**Task:**
In your copy, repeat the records exactly and leave out the pictures.
────────────────
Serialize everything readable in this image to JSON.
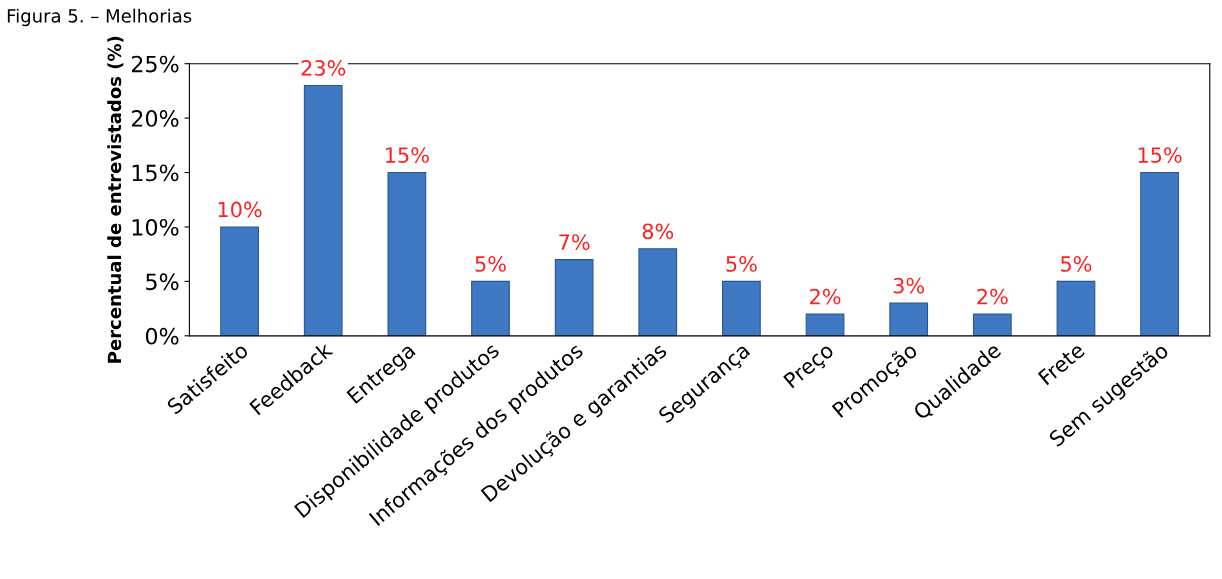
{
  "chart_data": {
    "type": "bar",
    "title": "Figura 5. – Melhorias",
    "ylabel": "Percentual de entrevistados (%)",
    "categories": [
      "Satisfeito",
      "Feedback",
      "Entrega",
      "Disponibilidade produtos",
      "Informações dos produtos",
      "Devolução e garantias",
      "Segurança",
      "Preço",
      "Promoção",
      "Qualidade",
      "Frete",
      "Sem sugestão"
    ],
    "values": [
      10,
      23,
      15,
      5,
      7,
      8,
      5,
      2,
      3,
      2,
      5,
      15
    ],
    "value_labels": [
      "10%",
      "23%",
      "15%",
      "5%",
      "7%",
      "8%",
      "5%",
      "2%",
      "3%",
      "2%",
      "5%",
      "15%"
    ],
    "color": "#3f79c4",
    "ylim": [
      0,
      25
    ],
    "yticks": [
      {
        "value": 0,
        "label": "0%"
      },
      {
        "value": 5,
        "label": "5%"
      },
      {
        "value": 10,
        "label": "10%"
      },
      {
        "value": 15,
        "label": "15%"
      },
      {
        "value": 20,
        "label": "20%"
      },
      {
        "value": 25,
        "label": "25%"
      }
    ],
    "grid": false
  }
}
────────────────
**Output of the task:**
Serialize everything readable in this image to JSON.
{
  "chart_data": {
    "type": "bar",
    "title": "Figura 5. – Melhorias",
    "ylabel": "Percentual de entrevistados (%)",
    "categories": [
      "Satisfeito",
      "Feedback",
      "Entrega",
      "Disponibilidade produtos",
      "Informações dos produtos",
      "Devolução e garantias",
      "Segurança",
      "Preço",
      "Promoção",
      "Qualidade",
      "Frete",
      "Sem sugestão"
    ],
    "values": [
      10,
      23,
      15,
      5,
      7,
      8,
      5,
      2,
      3,
      2,
      5,
      15
    ],
    "value_labels": [
      "10%",
      "23%",
      "15%",
      "5%",
      "7%",
      "8%",
      "5%",
      "2%",
      "3%",
      "2%",
      "5%",
      "15%"
    ],
    "color": "#3f79c4",
    "ylim": [
      0,
      25
    ],
    "yticks": [
      {
        "value": 0,
        "label": "0%"
      },
      {
        "value": 5,
        "label": "5%"
      },
      {
        "value": 10,
        "label": "10%"
      },
      {
        "value": 15,
        "label": "15%"
      },
      {
        "value": 20,
        "label": "20%"
      },
      {
        "value": 25,
        "label": "25%"
      }
    ],
    "grid": false
  }
}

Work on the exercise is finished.